## Task requirements
Copy out each line exactly as it appears.

>> BEGIN Given records

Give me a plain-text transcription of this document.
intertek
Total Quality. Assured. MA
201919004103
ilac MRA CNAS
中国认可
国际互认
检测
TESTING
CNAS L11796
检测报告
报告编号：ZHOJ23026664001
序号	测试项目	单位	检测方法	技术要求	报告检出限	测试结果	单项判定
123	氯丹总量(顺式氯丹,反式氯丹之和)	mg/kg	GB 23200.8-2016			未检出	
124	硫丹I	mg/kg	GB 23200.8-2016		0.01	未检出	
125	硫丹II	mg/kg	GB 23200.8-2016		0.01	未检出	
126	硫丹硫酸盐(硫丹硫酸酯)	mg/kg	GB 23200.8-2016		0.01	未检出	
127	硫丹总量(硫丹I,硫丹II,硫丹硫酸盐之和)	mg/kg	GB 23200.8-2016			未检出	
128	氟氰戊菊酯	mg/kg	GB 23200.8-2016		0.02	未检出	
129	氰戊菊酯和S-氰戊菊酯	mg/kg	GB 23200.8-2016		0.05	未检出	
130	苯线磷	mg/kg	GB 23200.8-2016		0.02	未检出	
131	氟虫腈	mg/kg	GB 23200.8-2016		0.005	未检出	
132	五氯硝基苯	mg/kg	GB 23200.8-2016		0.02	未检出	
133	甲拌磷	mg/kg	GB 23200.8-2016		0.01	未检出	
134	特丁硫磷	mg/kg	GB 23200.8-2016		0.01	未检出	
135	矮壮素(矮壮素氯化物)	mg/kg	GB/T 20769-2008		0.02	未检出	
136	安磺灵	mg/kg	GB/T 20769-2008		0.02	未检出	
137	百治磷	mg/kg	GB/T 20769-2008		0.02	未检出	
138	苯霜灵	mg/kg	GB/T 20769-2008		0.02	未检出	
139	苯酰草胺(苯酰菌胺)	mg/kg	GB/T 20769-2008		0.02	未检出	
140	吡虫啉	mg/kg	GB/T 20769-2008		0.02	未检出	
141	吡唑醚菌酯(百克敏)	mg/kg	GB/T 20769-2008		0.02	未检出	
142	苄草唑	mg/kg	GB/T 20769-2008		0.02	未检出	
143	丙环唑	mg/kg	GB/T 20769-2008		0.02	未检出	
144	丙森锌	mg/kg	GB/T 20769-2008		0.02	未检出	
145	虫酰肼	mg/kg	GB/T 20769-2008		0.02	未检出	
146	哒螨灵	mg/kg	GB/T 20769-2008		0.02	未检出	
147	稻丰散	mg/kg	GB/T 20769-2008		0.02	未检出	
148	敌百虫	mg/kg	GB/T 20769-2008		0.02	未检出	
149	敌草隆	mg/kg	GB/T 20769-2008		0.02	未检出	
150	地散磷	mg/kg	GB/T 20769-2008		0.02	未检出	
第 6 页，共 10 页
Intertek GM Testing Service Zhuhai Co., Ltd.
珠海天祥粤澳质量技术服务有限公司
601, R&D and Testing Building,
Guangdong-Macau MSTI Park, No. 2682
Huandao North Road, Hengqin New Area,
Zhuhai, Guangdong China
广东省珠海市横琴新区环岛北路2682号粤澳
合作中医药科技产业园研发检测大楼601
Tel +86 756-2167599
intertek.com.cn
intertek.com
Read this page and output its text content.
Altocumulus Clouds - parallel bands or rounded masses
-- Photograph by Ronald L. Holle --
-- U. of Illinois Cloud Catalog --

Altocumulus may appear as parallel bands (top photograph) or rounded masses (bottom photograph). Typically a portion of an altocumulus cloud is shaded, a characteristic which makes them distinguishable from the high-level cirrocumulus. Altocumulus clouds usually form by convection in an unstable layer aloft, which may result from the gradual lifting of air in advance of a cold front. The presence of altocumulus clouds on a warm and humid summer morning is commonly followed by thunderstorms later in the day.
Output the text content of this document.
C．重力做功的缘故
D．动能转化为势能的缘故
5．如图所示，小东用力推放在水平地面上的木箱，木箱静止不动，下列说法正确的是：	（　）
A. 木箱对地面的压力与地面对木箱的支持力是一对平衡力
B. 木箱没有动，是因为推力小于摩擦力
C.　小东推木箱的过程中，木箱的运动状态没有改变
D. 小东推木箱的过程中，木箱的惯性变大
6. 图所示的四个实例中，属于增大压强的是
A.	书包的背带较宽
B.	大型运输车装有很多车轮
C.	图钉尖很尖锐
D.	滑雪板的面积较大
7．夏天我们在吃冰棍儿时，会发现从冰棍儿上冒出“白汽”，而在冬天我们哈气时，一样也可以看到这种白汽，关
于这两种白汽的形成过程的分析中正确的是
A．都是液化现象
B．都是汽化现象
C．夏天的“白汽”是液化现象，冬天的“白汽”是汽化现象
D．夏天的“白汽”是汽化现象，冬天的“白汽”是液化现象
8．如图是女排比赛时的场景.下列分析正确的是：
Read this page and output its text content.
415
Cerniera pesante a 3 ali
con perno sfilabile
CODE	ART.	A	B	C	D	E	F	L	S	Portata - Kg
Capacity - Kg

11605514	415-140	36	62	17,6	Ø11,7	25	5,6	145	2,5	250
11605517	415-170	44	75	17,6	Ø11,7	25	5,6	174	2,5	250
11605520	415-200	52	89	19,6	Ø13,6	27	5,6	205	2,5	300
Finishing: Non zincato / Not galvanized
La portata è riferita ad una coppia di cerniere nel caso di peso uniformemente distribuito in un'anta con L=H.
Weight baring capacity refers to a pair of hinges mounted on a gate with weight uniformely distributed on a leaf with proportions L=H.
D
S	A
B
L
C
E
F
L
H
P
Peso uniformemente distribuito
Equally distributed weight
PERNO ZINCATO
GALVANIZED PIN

>> END Given records

## Expected output
Give me a plain-text transcription of this document.
intertek
Total Quality. Assured. MA
201919004103
ilac MRA CNAS
中国认可
国际互认
检测
TESTING
CNAS L11796
检测报告
报告编号：ZHOJ23026664001
序号	测试项目	单位	检测方法	技术要求	报告检出限	测试结果	单项判定
123	氯丹总量(顺式氯丹,反式氯丹之和)	mg/kg	GB 23200.8-2016			未检出	
124	硫丹I	mg/kg	GB 23200.8-2016		0.01	未检出	
125	硫丹II	mg/kg	GB 23200.8-2016		0.01	未检出	
126	硫丹硫酸盐(硫丹硫酸酯)	mg/kg	GB 23200.8-2016		0.01	未检出	
127	硫丹总量(硫丹I,硫丹II,硫丹硫酸盐之和)	mg/kg	GB 23200.8-2016			未检出	
128	氟氰戊菊酯	mg/kg	GB 23200.8-2016		0.02	未检出	
129	氰戊菊酯和S-氰戊菊酯	mg/kg	GB 23200.8-2016		0.05	未检出	
130	苯线磷	mg/kg	GB 23200.8-2016		0.02	未检出	
131	氟虫腈	mg/kg	GB 23200.8-2016		0.005	未检出	
132	五氯硝基苯	mg/kg	GB 23200.8-2016		0.02	未检出	
133	甲拌磷	mg/kg	GB 23200.8-2016		0.01	未检出	
134	特丁硫磷	mg/kg	GB 23200.8-2016		0.01	未检出	
135	矮壮素(矮壮素氯化物)	mg/kg	GB/T 20769-2008		0.02	未检出	
136	安磺灵	mg/kg	GB/T 20769-2008		0.02	未检出	
137	百治磷	mg/kg	GB/T 20769-2008		0.02	未检出	
138	苯霜灵	mg/kg	GB/T 20769-2008		0.02	未检出	
139	苯酰草胺(苯酰菌胺)	mg/kg	GB/T 20769-2008		0.02	未检出	
140	吡虫啉	mg/kg	GB/T 20769-2008		0.02	未检出	
141	吡唑醚菌酯(百克敏)	mg/kg	GB/T 20769-2008		0.02	未检出	
142	苄草唑	mg/kg	GB/T 20769-2008		0.02	未检出	
143	丙环唑	mg/kg	GB/T 20769-2008		0.02	未检出	
144	丙森锌	mg/kg	GB/T 20769-2008		0.02	未检出	
145	虫酰肼	mg/kg	GB/T 20769-2008		0.02	未检出	
146	哒螨灵	mg/kg	GB/T 20769-2008		0.02	未检出	
147	稻丰散	mg/kg	GB/T 20769-2008		0.02	未检出	
148	敌百虫	mg/kg	GB/T 20769-2008		0.02	未检出	
149	敌草隆	mg/kg	GB/T 20769-2008		0.02	未检出	
150	地散磷	mg/kg	GB/T 20769-2008		0.02	未检出	
第 6 页，共 10 页
Intertek GM Testing Service Zhuhai Co., Ltd.
珠海天祥粤澳质量技术服务有限公司
601, R&D and Testing Building,
Guangdong-Macau MSTI Park, No. 2682
Huandao North Road, Hengqin New Area,
Zhuhai, Guangdong China
广东省珠海市横琴新区环岛北路2682号粤澳
合作中医药科技产业园研发检测大楼601
Tel +86 756-2167599
intertek.com.cn
intertek.com
Read this page and output its text content.
Altocumulus Clouds - parallel bands or rounded masses
-- Photograph by Ronald L. Holle --
-- U. of Illinois Cloud Catalog --

Altocumulus may appear as parallel bands (top photograph) or rounded masses (bottom photograph). Typically a portion of an altocumulus cloud is shaded, a characteristic which makes them distinguishable from the high-level cirrocumulus. Altocumulus clouds usually form by convection in an unstable layer aloft, which may result from the gradual lifting of air in advance of a cold front. The presence of altocumulus clouds on a warm and humid summer morning is commonly followed by thunderstorms later in the day.
Output the text content of this document.
C．重力做功的缘故
D．动能转化为势能的缘故
5．如图所示，小东用力推放在水平地面上的木箱，木箱静止不动，下列说法正确的是：	（　）
A. 木箱对地面的压力与地面对木箱的支持力是一对平衡力
B. 木箱没有动，是因为推力小于摩擦力
C.　小东推木箱的过程中，木箱的运动状态没有改变
D. 小东推木箱的过程中，木箱的惯性变大
6. 图所示的四个实例中，属于增大压强的是
A.	书包的背带较宽
B.	大型运输车装有很多车轮
C.	图钉尖很尖锐
D.	滑雪板的面积较大
7．夏天我们在吃冰棍儿时，会发现从冰棍儿上冒出“白汽”，而在冬天我们哈气时，一样也可以看到这种白汽，关
于这两种白汽的形成过程的分析中正确的是
A．都是液化现象
B．都是汽化现象
C．夏天的“白汽”是液化现象，冬天的“白汽”是汽化现象
D．夏天的“白汽”是汽化现象，冬天的“白汽”是液化现象
8．如图是女排比赛时的场景.下列分析正确的是：
Read this page and output its text content.
415
Cerniera pesante a 3 ali
con perno sfilabile
CODE	ART.	A	B	C	D	E	F	L	S	Portata - Kg
Capacity - Kg

11605514	415-140	36	62	17,6	Ø11,7	25	5,6	145	2,5	250
11605517	415-170	44	75	17,6	Ø11,7	25	5,6	174	2,5	250
11605520	415-200	52	89	19,6	Ø13,6	27	5,6	205	2,5	300
Finishing: Non zincato / Not galvanized
La portata è riferita ad una coppia di cerniere nel caso di peso uniformemente distribuito in un'anta con L=H.
Weight baring capacity refers to a pair of hinges mounted on a gate with weight uniformely distributed on a leaf with proportions L=H.
D
S	A
B
L
C
E
F
L
H
P
Peso uniformemente distribuito
Equally distributed weight
PERNO ZINCATO
GALVANIZED PIN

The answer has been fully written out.